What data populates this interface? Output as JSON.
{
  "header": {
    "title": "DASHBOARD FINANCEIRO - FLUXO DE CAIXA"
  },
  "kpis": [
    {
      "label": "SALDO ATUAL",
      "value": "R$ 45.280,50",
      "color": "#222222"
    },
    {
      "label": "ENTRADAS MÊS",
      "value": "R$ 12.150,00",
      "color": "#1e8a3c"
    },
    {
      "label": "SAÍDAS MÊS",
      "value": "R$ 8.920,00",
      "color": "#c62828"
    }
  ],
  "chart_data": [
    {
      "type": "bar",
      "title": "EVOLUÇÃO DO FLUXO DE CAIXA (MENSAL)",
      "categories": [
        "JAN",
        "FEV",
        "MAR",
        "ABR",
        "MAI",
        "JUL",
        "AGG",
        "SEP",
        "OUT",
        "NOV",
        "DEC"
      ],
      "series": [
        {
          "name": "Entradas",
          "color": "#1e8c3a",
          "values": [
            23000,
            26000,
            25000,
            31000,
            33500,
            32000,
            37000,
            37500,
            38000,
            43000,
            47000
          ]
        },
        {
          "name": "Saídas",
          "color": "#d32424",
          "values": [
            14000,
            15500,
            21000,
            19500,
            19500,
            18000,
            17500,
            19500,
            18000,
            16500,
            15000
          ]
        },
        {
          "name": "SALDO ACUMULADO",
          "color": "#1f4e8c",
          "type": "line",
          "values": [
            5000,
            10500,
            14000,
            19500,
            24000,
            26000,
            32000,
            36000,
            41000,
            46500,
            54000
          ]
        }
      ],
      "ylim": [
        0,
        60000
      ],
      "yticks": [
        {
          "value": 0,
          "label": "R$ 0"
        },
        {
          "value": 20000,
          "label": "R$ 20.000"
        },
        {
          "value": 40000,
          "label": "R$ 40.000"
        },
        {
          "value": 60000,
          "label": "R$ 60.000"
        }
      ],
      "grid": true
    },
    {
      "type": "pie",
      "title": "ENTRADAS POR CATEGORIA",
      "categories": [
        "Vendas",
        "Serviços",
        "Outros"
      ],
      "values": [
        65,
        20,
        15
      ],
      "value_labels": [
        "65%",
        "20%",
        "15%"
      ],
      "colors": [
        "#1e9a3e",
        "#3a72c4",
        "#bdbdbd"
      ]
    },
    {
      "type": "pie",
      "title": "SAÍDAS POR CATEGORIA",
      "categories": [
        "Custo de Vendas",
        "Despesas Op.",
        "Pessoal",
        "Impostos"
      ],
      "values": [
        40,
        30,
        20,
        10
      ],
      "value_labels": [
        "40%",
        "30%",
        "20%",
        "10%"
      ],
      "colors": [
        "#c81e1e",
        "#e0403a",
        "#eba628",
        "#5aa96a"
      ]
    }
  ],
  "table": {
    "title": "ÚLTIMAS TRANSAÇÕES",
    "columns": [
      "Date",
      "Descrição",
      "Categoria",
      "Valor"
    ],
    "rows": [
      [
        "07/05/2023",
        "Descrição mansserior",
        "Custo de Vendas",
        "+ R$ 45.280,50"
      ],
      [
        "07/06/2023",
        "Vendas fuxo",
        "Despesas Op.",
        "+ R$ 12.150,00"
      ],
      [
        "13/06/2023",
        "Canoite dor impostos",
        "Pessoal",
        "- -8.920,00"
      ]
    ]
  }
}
· · · · · · ·
* OBJECTIVE:
Retype the listing. Match it exactly.

* ANSWER:
What data populates this interface? Output as JSON.
{
  "header": {
    "title": "DASHBOARD FINANCEIRO - FLUXO DE CAIXA"
  },
  "kpis": [
    {
      "label": "SALDO ATUAL",
      "value": "R$ 45.280,50",
      "color": "#222222"
    },
    {
      "label": "ENTRADAS MÊS",
      "value": "R$ 12.150,00",
      "color": "#1e8a3c"
    },
    {
      "label": "SAÍDAS MÊS",
      "value": "R$ 8.920,00",
      "color": "#c62828"
    }
  ],
  "chart_data": [
    {
      "type": "bar",
      "title": "EVOLUÇÃO DO FLUXO DE CAIXA (MENSAL)",
      "categories": [
        "JAN",
        "FEV",
        "MAR",
        "ABR",
        "MAI",
        "JUL",
        "AGG",
        "SEP",
        "OUT",
        "NOV",
        "DEC"
      ],
      "series": [
        {
          "name": "Entradas",
          "color": "#1e8c3a",
          "values": [
            23000,
            26000,
            25000,
            31000,
            33500,
            32000,
            37000,
            37500,
            38000,
            43000,
            47000
          ]
        },
        {
          "name": "Saídas",
          "color": "#d32424",
          "values": [
            14000,
            15500,
            21000,
            19500,
            19500,
            18000,
            17500,
            19500,
            18000,
            16500,
            15000
          ]
        },
        {
          "name": "SALDO ACUMULADO",
          "color": "#1f4e8c",
          "type": "line",
          "values": [
            5000,
            10500,
            14000,
            19500,
            24000,
            26000,
            32000,
            36000,
            41000,
            46500,
            54000
          ]
        }
      ],
      "ylim": [
        0,
        60000
      ],
      "yticks": [
        {
          "value": 0,
          "label": "R$ 0"
        },
        {
          "value": 20000,
          "label": "R$ 20.000"
        },
        {
          "value": 40000,
          "label": "R$ 40.000"
        },
        {
          "value": 60000,
          "label": "R$ 60.000"
        }
      ],
      "grid": true
    },
    {
      "type": "pie",
      "title": "ENTRADAS POR CATEGORIA",
      "categories": [
        "Vendas",
        "Serviços",
        "Outros"
      ],
      "values": [
        65,
        20,
        15
      ],
      "value_labels": [
        "65%",
        "20%",
        "15%"
      ],
      "colors": [
        "#1e9a3e",
        "#3a72c4",
        "#bdbdbd"
      ]
    },
    {
      "type": "pie",
      "title": "SAÍDAS POR CATEGORIA",
      "categories": [
        "Custo de Vendas",
        "Despesas Op.",
        "Pessoal",
        "Impostos"
      ],
      "values": [
        40,
        30,
        20,
        10
      ],
      "value_labels": [
        "40%",
        "30%",
        "20%",
        "10%"
      ],
      "colors": [
        "#c81e1e",
        "#e0403a",
        "#eba628",
        "#5aa96a"
      ]
    }
  ],
  "table": {
    "title": "ÚLTIMAS TRANSAÇÕES",
    "columns": [
      "Date",
      "Descrição",
      "Categoria",
      "Valor"
    ],
    "rows": [
      [
        "07/05/2023",
        "Descrição mansserior",
        "Custo de Vendas",
        "+ R$ 45.280,50"
      ],
      [
        "07/06/2023",
        "Vendas fuxo",
        "Despesas Op.",
        "+ R$ 12.150,00"
      ],
      [
        "13/06/2023",
        "Canoite dor impostos",
        "Pessoal",
        "- -8.920,00"
      ]
    ]
  }
}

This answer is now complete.